▶ [Problem]: Copy only this range: the line with "Type out the text in this image." through the final line of the material, inclusive at both ends.

▶ [Record excerpts]:
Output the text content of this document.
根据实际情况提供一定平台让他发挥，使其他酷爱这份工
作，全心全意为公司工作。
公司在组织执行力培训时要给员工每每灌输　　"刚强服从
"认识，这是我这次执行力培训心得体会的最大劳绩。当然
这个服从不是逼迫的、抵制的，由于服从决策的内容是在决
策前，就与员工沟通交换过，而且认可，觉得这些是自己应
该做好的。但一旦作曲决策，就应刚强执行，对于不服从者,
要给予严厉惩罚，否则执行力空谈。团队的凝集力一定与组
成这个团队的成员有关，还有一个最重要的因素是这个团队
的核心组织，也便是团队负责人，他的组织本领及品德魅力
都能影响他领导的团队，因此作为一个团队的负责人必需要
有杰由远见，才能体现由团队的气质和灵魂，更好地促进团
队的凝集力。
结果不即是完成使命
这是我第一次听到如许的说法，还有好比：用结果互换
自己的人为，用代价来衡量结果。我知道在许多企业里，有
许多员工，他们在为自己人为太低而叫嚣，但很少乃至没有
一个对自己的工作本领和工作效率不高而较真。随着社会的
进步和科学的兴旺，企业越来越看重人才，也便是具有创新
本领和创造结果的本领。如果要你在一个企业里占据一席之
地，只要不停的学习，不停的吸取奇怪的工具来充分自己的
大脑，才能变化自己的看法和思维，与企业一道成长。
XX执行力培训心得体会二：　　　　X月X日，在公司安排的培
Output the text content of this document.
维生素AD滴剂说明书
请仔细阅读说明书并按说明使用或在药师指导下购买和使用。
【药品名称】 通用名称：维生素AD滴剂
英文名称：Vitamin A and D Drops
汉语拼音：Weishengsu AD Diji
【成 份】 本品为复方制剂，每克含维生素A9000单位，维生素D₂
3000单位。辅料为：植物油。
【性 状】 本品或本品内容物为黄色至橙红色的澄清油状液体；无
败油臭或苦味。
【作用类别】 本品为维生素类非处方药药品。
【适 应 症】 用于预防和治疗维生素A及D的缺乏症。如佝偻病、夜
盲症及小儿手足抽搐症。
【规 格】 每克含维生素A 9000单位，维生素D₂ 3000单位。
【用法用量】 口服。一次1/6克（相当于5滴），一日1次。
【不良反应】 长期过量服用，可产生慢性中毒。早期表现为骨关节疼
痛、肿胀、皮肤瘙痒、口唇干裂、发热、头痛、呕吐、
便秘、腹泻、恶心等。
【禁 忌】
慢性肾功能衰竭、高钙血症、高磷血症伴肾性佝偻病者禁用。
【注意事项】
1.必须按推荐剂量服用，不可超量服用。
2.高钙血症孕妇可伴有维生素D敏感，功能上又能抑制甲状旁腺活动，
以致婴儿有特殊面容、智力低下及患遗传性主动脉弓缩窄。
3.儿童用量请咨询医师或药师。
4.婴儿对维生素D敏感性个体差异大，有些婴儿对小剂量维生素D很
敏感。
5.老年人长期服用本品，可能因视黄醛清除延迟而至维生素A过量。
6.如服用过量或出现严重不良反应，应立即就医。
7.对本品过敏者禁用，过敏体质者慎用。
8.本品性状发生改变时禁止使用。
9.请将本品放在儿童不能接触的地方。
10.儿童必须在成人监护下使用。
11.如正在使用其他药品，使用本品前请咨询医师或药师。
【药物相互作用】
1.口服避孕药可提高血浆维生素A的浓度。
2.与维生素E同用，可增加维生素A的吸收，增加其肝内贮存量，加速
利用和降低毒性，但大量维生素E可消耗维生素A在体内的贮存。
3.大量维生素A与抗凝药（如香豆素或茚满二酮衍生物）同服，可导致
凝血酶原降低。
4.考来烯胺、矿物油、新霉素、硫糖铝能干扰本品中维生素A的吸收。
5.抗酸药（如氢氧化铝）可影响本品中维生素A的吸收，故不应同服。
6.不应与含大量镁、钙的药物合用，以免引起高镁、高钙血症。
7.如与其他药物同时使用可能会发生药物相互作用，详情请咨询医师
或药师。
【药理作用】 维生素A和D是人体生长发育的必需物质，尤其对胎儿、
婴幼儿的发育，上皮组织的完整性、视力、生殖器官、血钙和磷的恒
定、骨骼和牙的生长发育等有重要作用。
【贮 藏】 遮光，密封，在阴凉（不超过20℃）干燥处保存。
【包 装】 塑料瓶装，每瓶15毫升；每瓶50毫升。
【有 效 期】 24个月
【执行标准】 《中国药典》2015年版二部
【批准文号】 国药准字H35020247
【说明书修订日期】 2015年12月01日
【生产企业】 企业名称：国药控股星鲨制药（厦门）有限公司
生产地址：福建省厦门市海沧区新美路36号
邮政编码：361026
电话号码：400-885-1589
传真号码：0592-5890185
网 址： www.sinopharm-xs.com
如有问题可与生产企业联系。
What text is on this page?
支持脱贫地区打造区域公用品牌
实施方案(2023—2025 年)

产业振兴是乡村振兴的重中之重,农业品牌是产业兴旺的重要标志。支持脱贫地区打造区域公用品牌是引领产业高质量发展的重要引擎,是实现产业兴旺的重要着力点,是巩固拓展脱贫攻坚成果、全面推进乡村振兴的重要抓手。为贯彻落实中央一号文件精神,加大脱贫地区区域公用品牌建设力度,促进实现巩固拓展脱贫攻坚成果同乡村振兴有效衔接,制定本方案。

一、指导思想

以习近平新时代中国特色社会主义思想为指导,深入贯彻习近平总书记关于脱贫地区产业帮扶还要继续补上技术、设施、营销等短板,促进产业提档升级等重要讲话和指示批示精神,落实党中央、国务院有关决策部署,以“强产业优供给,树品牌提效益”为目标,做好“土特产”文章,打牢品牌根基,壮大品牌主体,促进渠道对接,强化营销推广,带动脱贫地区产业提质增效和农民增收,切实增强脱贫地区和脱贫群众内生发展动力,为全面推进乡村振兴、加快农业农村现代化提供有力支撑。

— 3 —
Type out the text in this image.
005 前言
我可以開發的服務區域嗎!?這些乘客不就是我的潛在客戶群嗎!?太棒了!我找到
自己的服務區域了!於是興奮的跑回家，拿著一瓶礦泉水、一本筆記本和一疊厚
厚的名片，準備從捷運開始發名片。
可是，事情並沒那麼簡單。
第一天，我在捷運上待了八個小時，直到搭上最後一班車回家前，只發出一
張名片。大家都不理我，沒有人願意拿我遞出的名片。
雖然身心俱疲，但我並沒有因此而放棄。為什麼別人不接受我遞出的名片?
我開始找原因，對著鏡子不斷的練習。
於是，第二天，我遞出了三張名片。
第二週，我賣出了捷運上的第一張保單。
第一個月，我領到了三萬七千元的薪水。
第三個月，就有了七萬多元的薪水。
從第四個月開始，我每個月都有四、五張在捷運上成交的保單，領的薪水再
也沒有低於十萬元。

▶ [Task output]:
Type out the text in this image.
005 前言
我可以開發的服務區域嗎!?這些乘客不就是我的潛在客戶群嗎!?太棒了!我找到
自己的服務區域了!於是興奮的跑回家，拿著一瓶礦泉水、一本筆記本和一疊厚
厚的名片，準備從捷運開始發名片。
可是，事情並沒那麼簡單。
第一天，我在捷運上待了八個小時，直到搭上最後一班車回家前，只發出一
張名片。大家都不理我，沒有人願意拿我遞出的名片。
雖然身心俱疲，但我並沒有因此而放棄。為什麼別人不接受我遞出的名片?
我開始找原因，對著鏡子不斷的練習。
於是，第二天，我遞出了三張名片。
第二週，我賣出了捷運上的第一張保單。
第一個月，我領到了三萬七千元的薪水。
第三個月，就有了七萬多元的薪水。
從第四個月開始，我每個月都有四、五張在捷運上成交的保單，領的薪水再
也沒有低於十萬元。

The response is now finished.